Oberlandesgericht Hamm

Beschluss vom 13.09.2012

III–1 RBs 112/12

Aus den Gründen:

I.

Das Amtsgericht hat den Betroffenen mit dem angefochtenen Urteil wegen fahrlässi­ger Überschreitung der zulässigen Höchstgeschwindigkeit zu einer Geldbuße von 160 Euro verurteilt sowie gegen ihn ein Fahrverbot von einem Monat angeordnet.

Nach den Feststellungen des Amtsgerichts wurde bei dem Betroffenen mittels des Lasergeschwindigkeitsmessgerätes Riegl FG 21P innerorts bei einer zulässigen Höchstgeschwindigkeit von 50 km/h eine (nach Abzug eines Toleranzwertes) tat­sächlich gefahrene Geschwindigkeit von 84 km/h gemessen.

■ **Vorliegende Daten**
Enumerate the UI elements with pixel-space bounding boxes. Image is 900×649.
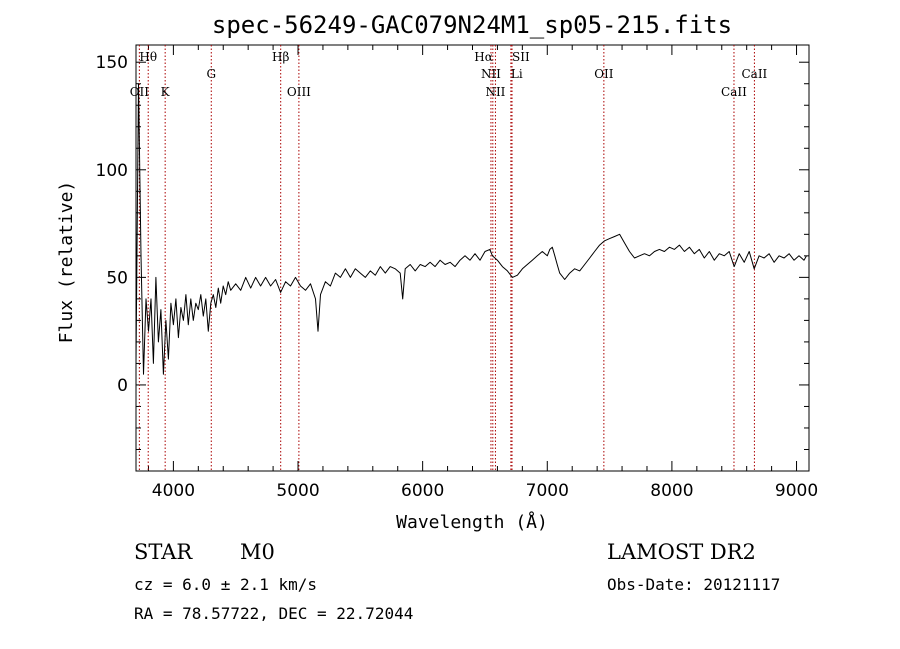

■ **Aufgaben**
• a. Beantworte zum Beschluss folgende Fragen:
(i) Welches Gericht hat den Beschluss erlassen?
(ii) Wie hoch war die Geldbuße, die das Amtsgericht verhängt hat?
(iii) Mit welchem Gerät wurde die Geschwindigkeit gemessen?
• b. Schreib den Abschnitt des Beschlusses von „Oberlandesgericht Hamm“ bis „einem Monat angeordnet.“ wortgetreu ab.
• c. Erkläre laut dem Beschluss, weshalb das Amtsgericht den Betroffenen zu einer Geldbuße verurteilt hat.
Die Zeilen stehen in keinem Zusammenhang mit dem Beschluss.

■ **Lösungen**
• a.
(i) Das Oberlandesgericht Hamm.
(ii) 160 Euro.
(iii) Mit dem Lasergeschwindigkeitsmessgerät Riegl FG 21P.

• b.
Oberlandesgericht Hamm

Beschluss vom 13.09.2012

III–1 RBs 112/12

Aus den Gründen:

I.

Das Amtsgericht hat den Betroffenen mit dem angefochtenen Urteil wegen fahrlässi­ger Überschreitung der zulässigen Höchstgeschwindigkeit zu einer Geldbuße von 160 Euro verurteilt sowie gegen ihn ein Fahrverbot von einem Monat angeordnet.

• c. Der Betroffene wurde wegen fahrlässiger Überschreitung der zulässigen Höchstgeschwindigkeit verurteilt. Innerorts waren 50 km/h erlaubt. Nach Abzug eines Toleranzwertes wurde bei ihm eine tatsächlich gefahrene Geschwindigkeit von 84 km/h gemessen.